* **DATA SHOWN**

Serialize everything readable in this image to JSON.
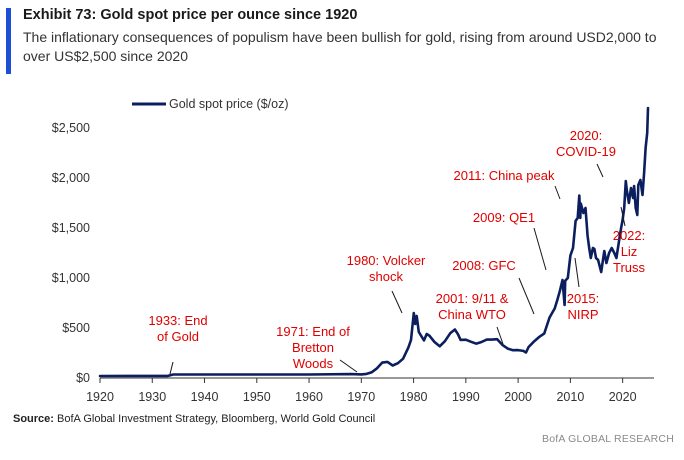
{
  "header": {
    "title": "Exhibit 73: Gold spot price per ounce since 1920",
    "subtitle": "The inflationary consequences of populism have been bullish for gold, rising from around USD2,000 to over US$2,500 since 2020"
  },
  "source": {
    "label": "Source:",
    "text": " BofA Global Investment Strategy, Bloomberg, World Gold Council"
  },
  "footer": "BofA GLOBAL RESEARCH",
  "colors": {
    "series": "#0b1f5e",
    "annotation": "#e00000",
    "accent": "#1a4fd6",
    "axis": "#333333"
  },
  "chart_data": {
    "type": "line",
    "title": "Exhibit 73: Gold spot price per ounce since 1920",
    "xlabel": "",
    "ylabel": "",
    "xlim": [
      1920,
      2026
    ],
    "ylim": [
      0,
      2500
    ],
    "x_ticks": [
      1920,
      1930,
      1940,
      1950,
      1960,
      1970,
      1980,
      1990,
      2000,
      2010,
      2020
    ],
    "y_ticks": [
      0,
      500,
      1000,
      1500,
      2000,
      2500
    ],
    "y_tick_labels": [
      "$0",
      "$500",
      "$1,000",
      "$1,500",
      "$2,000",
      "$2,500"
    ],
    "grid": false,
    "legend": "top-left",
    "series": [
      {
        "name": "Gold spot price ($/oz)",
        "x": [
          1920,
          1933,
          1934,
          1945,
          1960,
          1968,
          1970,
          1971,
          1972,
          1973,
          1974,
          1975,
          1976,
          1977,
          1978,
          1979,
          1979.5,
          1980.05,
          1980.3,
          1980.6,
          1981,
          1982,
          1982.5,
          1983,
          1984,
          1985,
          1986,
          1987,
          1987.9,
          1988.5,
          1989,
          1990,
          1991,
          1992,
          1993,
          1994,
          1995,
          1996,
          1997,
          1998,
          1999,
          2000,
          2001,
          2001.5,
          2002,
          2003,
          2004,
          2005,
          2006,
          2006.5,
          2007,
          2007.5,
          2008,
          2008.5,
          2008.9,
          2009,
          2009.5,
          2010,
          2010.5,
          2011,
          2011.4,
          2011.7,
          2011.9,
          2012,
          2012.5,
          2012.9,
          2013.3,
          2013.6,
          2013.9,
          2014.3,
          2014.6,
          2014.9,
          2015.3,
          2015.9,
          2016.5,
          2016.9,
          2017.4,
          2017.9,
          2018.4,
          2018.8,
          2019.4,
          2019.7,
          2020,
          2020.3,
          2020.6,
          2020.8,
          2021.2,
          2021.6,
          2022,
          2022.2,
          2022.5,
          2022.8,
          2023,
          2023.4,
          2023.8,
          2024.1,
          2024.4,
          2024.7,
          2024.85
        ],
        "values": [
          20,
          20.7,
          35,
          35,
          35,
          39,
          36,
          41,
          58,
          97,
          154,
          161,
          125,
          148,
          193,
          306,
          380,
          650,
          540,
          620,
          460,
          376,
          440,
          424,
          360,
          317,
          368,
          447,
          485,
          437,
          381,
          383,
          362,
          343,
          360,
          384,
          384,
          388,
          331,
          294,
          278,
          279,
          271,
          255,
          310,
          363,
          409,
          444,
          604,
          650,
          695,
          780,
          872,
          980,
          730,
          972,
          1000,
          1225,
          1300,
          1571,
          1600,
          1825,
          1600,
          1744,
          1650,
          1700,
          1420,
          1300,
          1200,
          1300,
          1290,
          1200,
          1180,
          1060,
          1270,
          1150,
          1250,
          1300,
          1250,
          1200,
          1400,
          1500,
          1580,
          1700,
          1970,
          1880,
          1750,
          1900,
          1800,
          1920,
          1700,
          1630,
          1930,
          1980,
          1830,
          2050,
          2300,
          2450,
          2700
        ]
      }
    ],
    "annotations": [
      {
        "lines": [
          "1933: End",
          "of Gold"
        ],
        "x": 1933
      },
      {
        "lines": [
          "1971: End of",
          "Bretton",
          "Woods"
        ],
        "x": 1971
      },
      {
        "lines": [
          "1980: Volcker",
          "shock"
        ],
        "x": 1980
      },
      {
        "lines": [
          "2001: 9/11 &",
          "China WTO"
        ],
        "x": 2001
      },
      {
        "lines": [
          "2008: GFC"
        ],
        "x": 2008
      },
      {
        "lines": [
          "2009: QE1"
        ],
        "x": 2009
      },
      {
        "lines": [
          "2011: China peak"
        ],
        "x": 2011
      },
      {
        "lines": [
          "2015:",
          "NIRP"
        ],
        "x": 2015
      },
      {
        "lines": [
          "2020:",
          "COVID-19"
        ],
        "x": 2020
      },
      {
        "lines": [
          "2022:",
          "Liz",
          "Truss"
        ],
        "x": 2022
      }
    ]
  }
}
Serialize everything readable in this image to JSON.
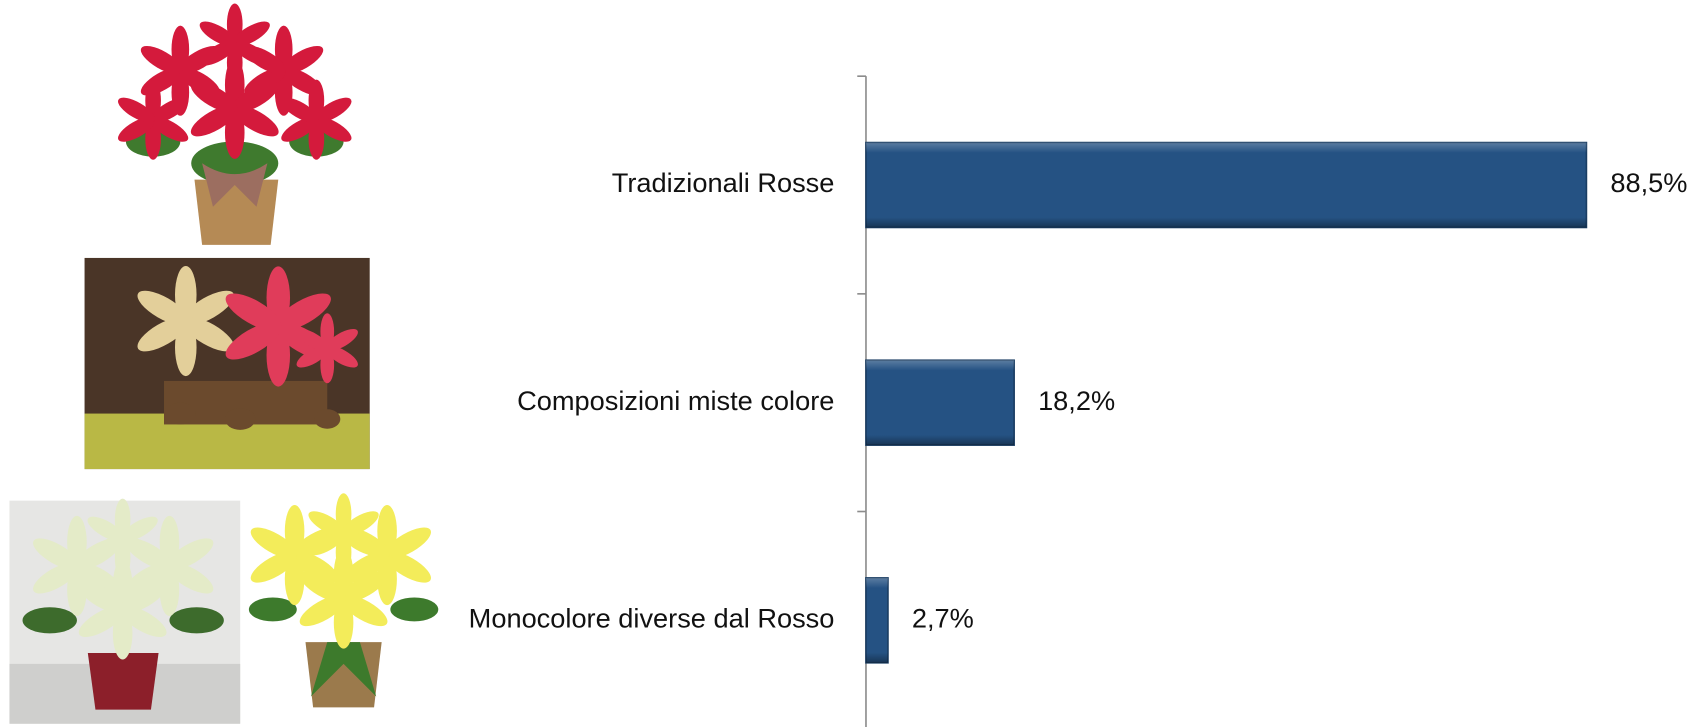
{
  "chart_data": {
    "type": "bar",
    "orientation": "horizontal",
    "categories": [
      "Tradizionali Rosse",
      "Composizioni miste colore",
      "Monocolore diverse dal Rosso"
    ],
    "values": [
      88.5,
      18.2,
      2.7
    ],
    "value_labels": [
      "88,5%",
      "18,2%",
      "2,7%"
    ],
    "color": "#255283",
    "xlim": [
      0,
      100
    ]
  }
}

* **GIVEN TASK**
Leave images out of the retyped records; keep all else exact.

* **WRITTEN SOLUTION**
Serialize everything readable in this image to JSON.
{
  "header": {
    "title": "Exhibit 73: Gold spot price per ounce since 1920",
    "subtitle": "The inflationary consequences of populism have been bullish for gold, rising from around USD2,000 to over US$2,500 since 2020"
  },
  "source": {
    "label": "Source:",
    "text": " BofA Global Investment Strategy, Bloomberg, World Gold Council"
  },
  "footer": "BofA GLOBAL RESEARCH",
  "colors": {
    "series": "#0b1f5e",
    "annotation": "#e00000",
    "accent": "#1a4fd6",
    "axis": "#333333"
  },
  "chart_data": {
    "type": "line",
    "title": "Exhibit 73: Gold spot price per ounce since 1920",
    "xlabel": "",
    "ylabel": "",
    "xlim": [
      1920,
      2026
    ],
    "ylim": [
      0,
      2500
    ],
    "x_ticks": [
      1920,
      1930,
      1940,
      1950,
      1960,
      1970,
      1980,
      1990,
      2000,
      2010,
      2020
    ],
    "y_ticks": [
      0,
      500,
      1000,
      1500,
      2000,
      2500
    ],
    "y_tick_labels": [
      "$0",
      "$500",
      "$1,000",
      "$1,500",
      "$2,000",
      "$2,500"
    ],
    "grid": false,
    "legend": "top-left",
    "series": [
      {
        "name": "Gold spot price ($/oz)",
        "x": [
          1920,
          1933,
          1934,
          1945,
          1960,
          1968,
          1970,
          1971,
          1972,
          1973,
          1974,
          1975,
          1976,
          1977,
          1978,
          1979,
          1979.5,
          1980.05,
          1980.3,
          1980.6,
          1981,
          1982,
          1982.5,
          1983,
          1984,
          1985,
          1986,
          1987,
          1987.9,
          1988.5,
          1989,
          1990,
          1991,
          1992,
          1993,
          1994,
          1995,
          1996,
          1997,
          1998,
          1999,
          2000,
          2001,
          2001.5,
          2002,
          2003,
          2004,
          2005,
          2006,
          2006.5,
          2007,
          2007.5,
          2008,
          2008.5,
          2008.9,
          2009,
          2009.5,
          2010,
          2010.5,
          2011,
          2011.4,
          2011.7,
          2011.9,
          2012,
          2012.5,
          2012.9,
          2013.3,
          2013.6,
          2013.9,
          2014.3,
          2014.6,
          2014.9,
          2015.3,
          2015.9,
          2016.5,
          2016.9,
          2017.4,
          2017.9,
          2018.4,
          2018.8,
          2019.4,
          2019.7,
          2020,
          2020.3,
          2020.6,
          2020.8,
          2021.2,
          2021.6,
          2022,
          2022.2,
          2022.5,
          2022.8,
          2023,
          2023.4,
          2023.8,
          2024.1,
          2024.4,
          2024.7,
          2024.85
        ],
        "values": [
          20,
          20.7,
          35,
          35,
          35,
          39,
          36,
          41,
          58,
          97,
          154,
          161,
          125,
          148,
          193,
          306,
          380,
          650,
          540,
          620,
          460,
          376,
          440,
          424,
          360,
          317,
          368,
          447,
          485,
          437,
          381,
          383,
          362,
          343,
          360,
          384,
          384,
          388,
          331,
          294,
          278,
          279,
          271,
          255,
          310,
          363,
          409,
          444,
          604,
          650,
          695,
          780,
          872,
          980,
          730,
          972,
          1000,
          1225,
          1300,
          1571,
          1600,
          1825,
          1600,
          1744,
          1650,
          1700,
          1420,
          1300,
          1200,
          1300,
          1290,
          1200,
          1180,
          1060,
          1270,
          1150,
          1250,
          1300,
          1250,
          1200,
          1400,
          1500,
          1580,
          1700,
          1970,
          1880,
          1750,
          1900,
          1800,
          1920,
          1700,
          1630,
          1930,
          1980,
          1830,
          2050,
          2300,
          2450,
          2700
        ]
      }
    ],
    "annotations": [
      {
        "lines": [
          "1933: End",
          "of Gold"
        ],
        "x": 1933
      },
      {
        "lines": [
          "1971: End of",
          "Bretton",
          "Woods"
        ],
        "x": 1971
      },
      {
        "lines": [
          "1980: Volcker",
          "shock"
        ],
        "x": 1980
      },
      {
        "lines": [
          "2001: 9/11 &",
          "China WTO"
        ],
        "x": 2001
      },
      {
        "lines": [
          "2008: GFC"
        ],
        "x": 2008
      },
      {
        "lines": [
          "2009: QE1"
        ],
        "x": 2009
      },
      {
        "lines": [
          "2011: China peak"
        ],
        "x": 2011
      },
      {
        "lines": [
          "2015:",
          "NIRP"
        ],
        "x": 2015
      },
      {
        "lines": [
          "2020:",
          "COVID-19"
        ],
        "x": 2020
      },
      {
        "lines": [
          "2022:",
          "Liz",
          "Truss"
        ],
        "x": 2022
      }
    ]
  }
}
Serialize everything readable in this image to JSON.
{
  "chart_data": {
    "type": "bar",
    "orientation": "horizontal",
    "categories": [
      "Tradizionali Rosse",
      "Composizioni miste colore",
      "Monocolore diverse dal Rosso"
    ],
    "values": [
      88.5,
      18.2,
      2.7
    ],
    "value_labels": [
      "88,5%",
      "18,2%",
      "2,7%"
    ],
    "color": "#255283",
    "xlim": [
      0,
      100
    ]
  }
}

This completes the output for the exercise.